OBJECTIVE = Tally the lines of the data that include the word "Week" and state the total, nothing else.

DATASET RECORDS =
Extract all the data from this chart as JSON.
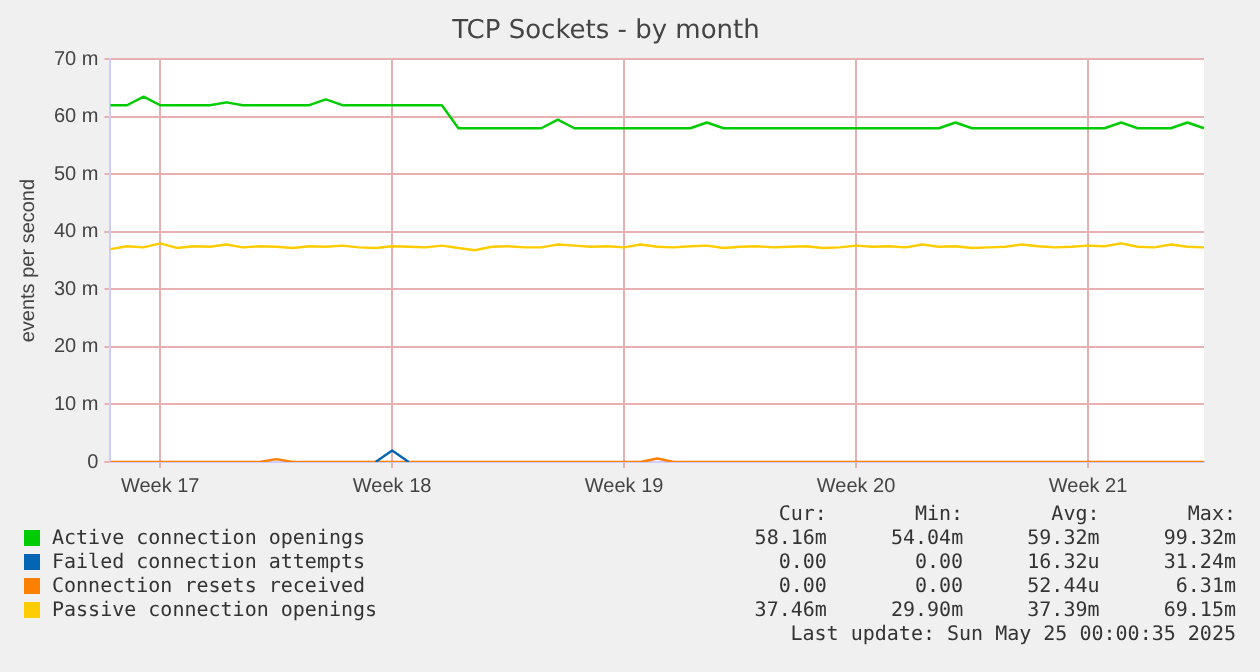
{
  "chart_data": {
    "type": "line",
    "title": "TCP Sockets - by month",
    "ylabel": "events per second",
    "categories": [
      null,
      null,
      null,
      "Week 17",
      null,
      null,
      null,
      null,
      null,
      null,
      null,
      null,
      null,
      null,
      null,
      null,
      null,
      "Week 18",
      null,
      null,
      null,
      null,
      null,
      null,
      null,
      null,
      null,
      null,
      null,
      null,
      null,
      "Week 19",
      null,
      null,
      null,
      null,
      null,
      null,
      null,
      null,
      null,
      null,
      null,
      null,
      null,
      "Week 20",
      null,
      null,
      null,
      null,
      null,
      null,
      null,
      null,
      null,
      null,
      null,
      null,
      null,
      "Week 21",
      null,
      null,
      null,
      null,
      null,
      null,
      null
    ],
    "ylim": [
      0,
      70
    ],
    "yticks": [
      {
        "value": 0,
        "label": "0"
      },
      {
        "value": 10,
        "label": "10 m"
      },
      {
        "value": 20,
        "label": "20 m"
      },
      {
        "value": 30,
        "label": "30 m"
      },
      {
        "value": 40,
        "label": "40 m"
      },
      {
        "value": 50,
        "label": "50 m"
      },
      {
        "value": 60,
        "label": "60 m"
      },
      {
        "value": 70,
        "label": "70 m"
      }
    ],
    "grid": true,
    "legend": "bottom",
    "series": [
      {
        "name": "Active connection openings",
        "color": "#00cc00",
        "values": [
          62,
          62,
          63.5,
          62,
          62,
          62,
          62,
          62.5,
          62,
          62,
          62,
          62,
          62,
          63,
          62,
          62,
          62,
          62,
          62,
          62,
          62,
          58,
          58,
          58,
          58,
          58,
          58,
          59.5,
          58,
          58,
          58,
          58,
          58,
          58,
          58,
          58,
          59,
          58,
          58,
          58,
          58,
          58,
          58,
          58,
          58,
          58,
          58,
          58,
          58,
          58,
          58,
          59,
          58,
          58,
          58,
          58,
          58,
          58,
          58,
          58,
          58,
          59,
          58,
          58,
          58,
          59,
          58
        ]
      },
      {
        "name": "Failed connection attempts",
        "color": "#0066b3",
        "values": [
          null,
          null,
          null,
          null,
          null,
          null,
          null,
          null,
          null,
          null,
          null,
          null,
          null,
          null,
          null,
          null,
          0,
          2,
          0,
          null,
          null,
          null,
          null,
          null,
          null,
          null,
          null,
          null,
          null,
          null,
          null,
          null,
          null,
          null,
          null,
          null,
          null,
          null,
          null,
          null,
          null,
          null,
          null,
          null,
          null,
          null,
          null,
          null,
          null,
          null,
          null,
          null,
          null,
          null,
          null,
          null,
          null,
          null,
          null,
          null,
          null,
          null,
          null,
          null,
          null,
          null,
          null
        ]
      },
      {
        "name": "Connection resets received",
        "color": "#ff8000",
        "values": [
          0,
          0,
          0,
          0,
          0,
          0,
          0,
          0,
          0,
          0,
          0.5,
          0,
          0,
          0,
          0,
          0,
          0,
          0,
          0,
          0,
          0,
          0,
          0,
          0,
          0,
          0,
          0,
          0,
          0,
          0,
          0,
          0,
          0,
          0.6,
          0,
          0,
          0,
          0,
          0,
          0,
          0,
          0,
          0,
          0,
          0,
          0,
          0,
          0,
          0,
          0,
          0,
          0,
          0,
          0,
          0,
          0,
          0,
          0,
          0,
          0,
          0,
          0,
          0,
          0,
          0,
          0,
          0
        ]
      },
      {
        "name": "Passive connection openings",
        "color": "#ffcc00",
        "values": [
          37,
          37.5,
          37.3,
          38,
          37.2,
          37.5,
          37.4,
          37.8,
          37.3,
          37.5,
          37.4,
          37.2,
          37.5,
          37.4,
          37.6,
          37.3,
          37.2,
          37.5,
          37.4,
          37.3,
          37.6,
          37.2,
          36.8,
          37.4,
          37.5,
          37.3,
          37.3,
          37.8,
          37.6,
          37.4,
          37.5,
          37.3,
          37.8,
          37.4,
          37.3,
          37.5,
          37.6,
          37.2,
          37.4,
          37.5,
          37.3,
          37.4,
          37.5,
          37.2,
          37.3,
          37.6,
          37.4,
          37.5,
          37.3,
          37.8,
          37.4,
          37.5,
          37.2,
          37.3,
          37.4,
          37.8,
          37.5,
          37.3,
          37.4,
          37.6,
          37.5,
          38,
          37.4,
          37.3,
          37.8,
          37.4,
          37.3
        ]
      }
    ],
    "annotations": [
      "Cur:",
      "Min:",
      "Avg:",
      "Max:",
      "58.16m",
      "54.04m",
      "59.32m",
      "99.32m",
      "0.00",
      "0.00",
      "16.32u",
      "31.24m",
      "0.00",
      "0.00",
      "52.44u",
      "6.31m",
      "37.46m",
      "29.90m",
      "37.39m",
      "69.15m",
      "Last update: Sun May 25 00:00:35 2025"
    ]
  }
}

FINAL ANSWER = 5